Instruction: Within the records below, find each line that holds the string "письменного", then copy it.

— begin Items —

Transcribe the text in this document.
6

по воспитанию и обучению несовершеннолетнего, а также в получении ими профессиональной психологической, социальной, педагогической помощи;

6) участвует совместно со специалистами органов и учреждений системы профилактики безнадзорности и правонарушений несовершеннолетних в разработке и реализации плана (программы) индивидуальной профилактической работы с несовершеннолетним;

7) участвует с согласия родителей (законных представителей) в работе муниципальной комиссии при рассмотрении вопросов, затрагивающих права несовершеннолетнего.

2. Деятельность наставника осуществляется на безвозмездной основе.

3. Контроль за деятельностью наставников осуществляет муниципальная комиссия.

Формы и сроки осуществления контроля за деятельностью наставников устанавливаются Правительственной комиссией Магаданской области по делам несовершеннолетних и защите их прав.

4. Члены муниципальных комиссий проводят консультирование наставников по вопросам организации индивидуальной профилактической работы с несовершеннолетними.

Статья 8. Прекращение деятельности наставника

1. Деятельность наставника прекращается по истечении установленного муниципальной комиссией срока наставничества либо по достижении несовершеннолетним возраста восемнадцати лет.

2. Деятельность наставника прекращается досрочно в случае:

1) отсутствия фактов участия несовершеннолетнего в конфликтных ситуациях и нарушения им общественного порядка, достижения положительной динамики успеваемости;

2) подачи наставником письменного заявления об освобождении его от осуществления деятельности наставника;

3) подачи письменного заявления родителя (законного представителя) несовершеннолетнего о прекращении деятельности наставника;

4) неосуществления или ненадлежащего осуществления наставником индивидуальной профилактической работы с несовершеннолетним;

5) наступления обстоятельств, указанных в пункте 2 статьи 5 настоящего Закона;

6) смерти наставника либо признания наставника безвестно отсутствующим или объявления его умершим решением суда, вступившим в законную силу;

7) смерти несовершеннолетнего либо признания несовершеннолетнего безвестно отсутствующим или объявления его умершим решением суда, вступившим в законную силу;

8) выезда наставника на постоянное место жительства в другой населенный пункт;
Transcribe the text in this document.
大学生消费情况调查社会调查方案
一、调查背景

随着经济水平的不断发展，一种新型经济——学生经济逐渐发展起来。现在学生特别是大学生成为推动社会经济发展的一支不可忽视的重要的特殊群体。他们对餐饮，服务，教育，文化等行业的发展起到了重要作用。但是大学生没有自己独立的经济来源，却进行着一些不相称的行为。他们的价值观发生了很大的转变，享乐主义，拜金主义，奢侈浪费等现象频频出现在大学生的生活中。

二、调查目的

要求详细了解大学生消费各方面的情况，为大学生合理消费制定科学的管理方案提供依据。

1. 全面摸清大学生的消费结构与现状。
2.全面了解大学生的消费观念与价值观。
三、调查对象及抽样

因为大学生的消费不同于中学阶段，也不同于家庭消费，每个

— end Items —

Written reply:
2) подачи наставником письменного заявления об освобождении его от осуществления деятельности наставника;
3) подачи письменного заявления родителя (законного представителя) несовершеннолетнего о прекращении деятельности наставника;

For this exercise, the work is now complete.